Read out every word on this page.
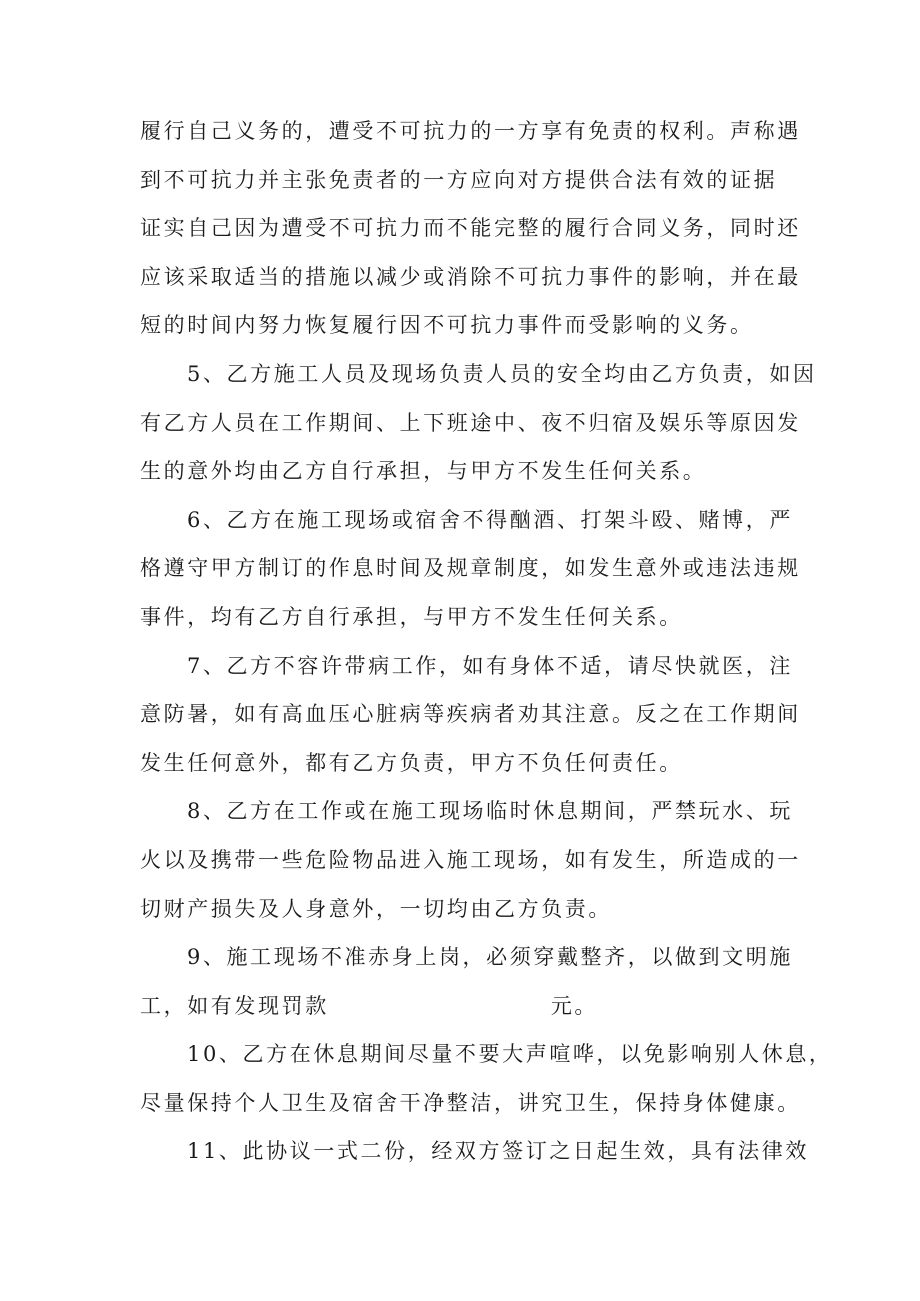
履行自己义务的，遭受不可抗力的一方享有免责的权利。声称遇
到不可抗力并主张免责者的一方应向对方提供合法有效的证据
证实自己因为遭受不可抗力而不能完整的履行合同义务，同时还
应该采取适当的措施以减少或消除不可抗力事件的影响，并在最
短的时间内努力恢复履行因不可抗力事件而受影响的义务。
5、乙方施工人员及现场负责人员的安全均由乙方负责，如因
有乙方人员在工作期间、上下班途中、夜不归宿及娱乐等原因发
生的意外均由乙方自行承担，与甲方不发生任何关系。
6、乙方在施工现场或宿舍不得酗酒、打架斗殴、赌博，严
格遵守甲方制订的作息时间及规章制度，如发生意外或违法违规
事件，均有乙方自行承担，与甲方不发生任何关系。
7、乙方不容许带病工作，如有身体不适，请尽快就医，注
意防暑，如有高血压心脏病等疾病者劝其注意。反之在工作期间
发生任何意外，都有乙方负责，甲方不负任何责任。
8、乙方在工作或在施工现场临时休息期间，严禁玩水、玩
火以及携带一些危险物品进入施工现场，如有发生，所造成的一
切财产损失及人身意外，一切均由乙方负责。
9、施工现场不准赤身上岗，必须穿戴整齐，以做到文明施
工，如有发现罚款	元。
10、乙方在休息期间尽量不要大声喧哗，以免影响别人休息，
尽量保持个人卫生及宿舍干净整洁，讲究卫生，保持身体健康。
11、此协议一式二份，经双方签订之日起生效，具有法律效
* * * * * * *
REQUIREMENT: Using the records above, retype everything exactly except the pictures.

OUTPUT FOR THIS EXERCISE:
Read out every word on this page.
履行自己义务的，遭受不可抗力的一方享有免责的权利。声称遇
到不可抗力并主张免责者的一方应向对方提供合法有效的证据
证实自己因为遭受不可抗力而不能完整的履行合同义务，同时还
应该采取适当的措施以减少或消除不可抗力事件的影响，并在最
短的时间内努力恢复履行因不可抗力事件而受影响的义务。
5、乙方施工人员及现场负责人员的安全均由乙方负责，如因
有乙方人员在工作期间、上下班途中、夜不归宿及娱乐等原因发
生的意外均由乙方自行承担，与甲方不发生任何关系。
6、乙方在施工现场或宿舍不得酗酒、打架斗殴、赌博，严
格遵守甲方制订的作息时间及规章制度，如发生意外或违法违规
事件，均有乙方自行承担，与甲方不发生任何关系。
7、乙方不容许带病工作，如有身体不适，请尽快就医，注
意防暑，如有高血压心脏病等疾病者劝其注意。反之在工作期间
发生任何意外，都有乙方负责，甲方不负任何责任。
8、乙方在工作或在施工现场临时休息期间，严禁玩水、玩
火以及携带一些危险物品进入施工现场，如有发生，所造成的一
切财产损失及人身意外，一切均由乙方负责。
9、施工现场不准赤身上岗，必须穿戴整齐，以做到文明施
工，如有发现罚款	元。
10、乙方在休息期间尽量不要大声喧哗，以免影响别人休息，
尽量保持个人卫生及宿舍干净整洁，讲究卫生，保持身体健康。
11、此协议一式二份，经双方签订之日起生效，具有法律效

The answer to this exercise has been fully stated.